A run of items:
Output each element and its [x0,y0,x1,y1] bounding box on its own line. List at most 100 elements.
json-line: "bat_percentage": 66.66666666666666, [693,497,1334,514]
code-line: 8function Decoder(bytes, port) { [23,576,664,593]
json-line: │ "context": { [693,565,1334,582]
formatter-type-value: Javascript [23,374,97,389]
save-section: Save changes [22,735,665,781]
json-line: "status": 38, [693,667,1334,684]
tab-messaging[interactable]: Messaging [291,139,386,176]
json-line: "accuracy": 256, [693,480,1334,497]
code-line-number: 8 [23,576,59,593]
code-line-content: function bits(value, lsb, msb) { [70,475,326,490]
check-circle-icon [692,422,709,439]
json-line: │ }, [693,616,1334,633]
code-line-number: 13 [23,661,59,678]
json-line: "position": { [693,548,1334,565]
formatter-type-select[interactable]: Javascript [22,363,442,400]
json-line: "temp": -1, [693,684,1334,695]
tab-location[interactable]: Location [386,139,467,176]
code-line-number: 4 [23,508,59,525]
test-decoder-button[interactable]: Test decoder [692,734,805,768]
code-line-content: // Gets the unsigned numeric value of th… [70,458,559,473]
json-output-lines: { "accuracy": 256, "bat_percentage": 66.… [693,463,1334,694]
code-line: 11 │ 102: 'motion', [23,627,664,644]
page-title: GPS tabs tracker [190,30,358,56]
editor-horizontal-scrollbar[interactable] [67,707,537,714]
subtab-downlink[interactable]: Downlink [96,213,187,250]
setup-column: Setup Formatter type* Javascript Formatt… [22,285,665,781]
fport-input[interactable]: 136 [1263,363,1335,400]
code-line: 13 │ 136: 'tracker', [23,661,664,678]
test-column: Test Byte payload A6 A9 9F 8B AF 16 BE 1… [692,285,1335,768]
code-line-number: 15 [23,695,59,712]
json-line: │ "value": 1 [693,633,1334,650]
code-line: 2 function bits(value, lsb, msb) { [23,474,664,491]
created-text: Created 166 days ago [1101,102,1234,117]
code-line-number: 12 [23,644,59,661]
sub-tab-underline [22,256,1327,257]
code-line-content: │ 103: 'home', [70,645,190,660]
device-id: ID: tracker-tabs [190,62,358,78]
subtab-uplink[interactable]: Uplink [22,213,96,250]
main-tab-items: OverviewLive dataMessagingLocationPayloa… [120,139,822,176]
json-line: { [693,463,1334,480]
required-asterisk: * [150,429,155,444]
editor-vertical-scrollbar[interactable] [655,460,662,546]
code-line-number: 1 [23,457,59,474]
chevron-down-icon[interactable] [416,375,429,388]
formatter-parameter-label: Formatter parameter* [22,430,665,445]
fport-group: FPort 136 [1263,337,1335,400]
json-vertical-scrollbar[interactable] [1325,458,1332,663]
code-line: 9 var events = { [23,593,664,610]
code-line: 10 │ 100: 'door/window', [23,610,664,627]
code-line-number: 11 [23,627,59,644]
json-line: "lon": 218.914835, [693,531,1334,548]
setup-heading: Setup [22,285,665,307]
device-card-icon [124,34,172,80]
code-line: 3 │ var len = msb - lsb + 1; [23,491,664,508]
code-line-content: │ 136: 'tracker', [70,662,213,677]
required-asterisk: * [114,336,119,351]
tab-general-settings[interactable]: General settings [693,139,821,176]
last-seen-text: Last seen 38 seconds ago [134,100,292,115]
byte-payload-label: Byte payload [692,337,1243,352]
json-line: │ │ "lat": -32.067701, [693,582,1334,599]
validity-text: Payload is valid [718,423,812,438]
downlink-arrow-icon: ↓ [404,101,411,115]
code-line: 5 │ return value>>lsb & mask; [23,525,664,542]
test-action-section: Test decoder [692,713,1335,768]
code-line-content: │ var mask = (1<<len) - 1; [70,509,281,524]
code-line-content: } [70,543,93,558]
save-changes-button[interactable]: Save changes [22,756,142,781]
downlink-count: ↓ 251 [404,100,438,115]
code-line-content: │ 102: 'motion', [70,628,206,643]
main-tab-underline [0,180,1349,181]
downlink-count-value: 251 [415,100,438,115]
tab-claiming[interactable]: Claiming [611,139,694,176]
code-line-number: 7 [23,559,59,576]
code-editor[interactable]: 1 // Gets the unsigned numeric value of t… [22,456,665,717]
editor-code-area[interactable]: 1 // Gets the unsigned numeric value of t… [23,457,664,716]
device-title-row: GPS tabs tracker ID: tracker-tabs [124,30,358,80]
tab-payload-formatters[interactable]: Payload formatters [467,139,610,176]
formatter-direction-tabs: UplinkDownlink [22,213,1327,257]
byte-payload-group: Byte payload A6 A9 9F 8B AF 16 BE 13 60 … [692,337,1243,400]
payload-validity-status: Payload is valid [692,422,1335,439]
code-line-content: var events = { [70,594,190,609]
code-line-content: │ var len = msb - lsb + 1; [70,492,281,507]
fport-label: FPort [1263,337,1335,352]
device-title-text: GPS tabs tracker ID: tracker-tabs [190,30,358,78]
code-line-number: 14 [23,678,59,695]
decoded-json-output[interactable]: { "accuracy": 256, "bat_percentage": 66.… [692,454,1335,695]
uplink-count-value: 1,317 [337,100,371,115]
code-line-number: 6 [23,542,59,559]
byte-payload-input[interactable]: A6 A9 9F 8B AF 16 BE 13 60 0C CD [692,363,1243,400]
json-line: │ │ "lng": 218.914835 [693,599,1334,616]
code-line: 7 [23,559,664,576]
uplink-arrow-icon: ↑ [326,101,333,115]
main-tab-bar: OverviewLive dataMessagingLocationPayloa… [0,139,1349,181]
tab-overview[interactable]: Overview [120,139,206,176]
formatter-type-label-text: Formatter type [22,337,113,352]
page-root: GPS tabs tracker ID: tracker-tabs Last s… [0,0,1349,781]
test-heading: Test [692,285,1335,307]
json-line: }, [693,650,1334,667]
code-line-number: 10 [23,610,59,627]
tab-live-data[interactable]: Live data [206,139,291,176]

## THE TASK
Turn the items, from the first one up to and including the line with "formatter-type-value: Javascript [23,374,97,389]", into a JSON list of strings with one string per line and no blank lines.

## RESULT
[
  "Output each element and its [x0,y0,x1,y1] bounding box on its own line. List at most 100 elements.",
  "json-line: \"bat_percentage\": 66.66666666666666, [693,497,1334,514]",
  "code-line: 8function Decoder(bytes, port) { [23,576,664,593]",
  "json-line: │ \"context\": { [693,565,1334,582]",
  "formatter-type-value: Javascript [23,374,97,389]"
]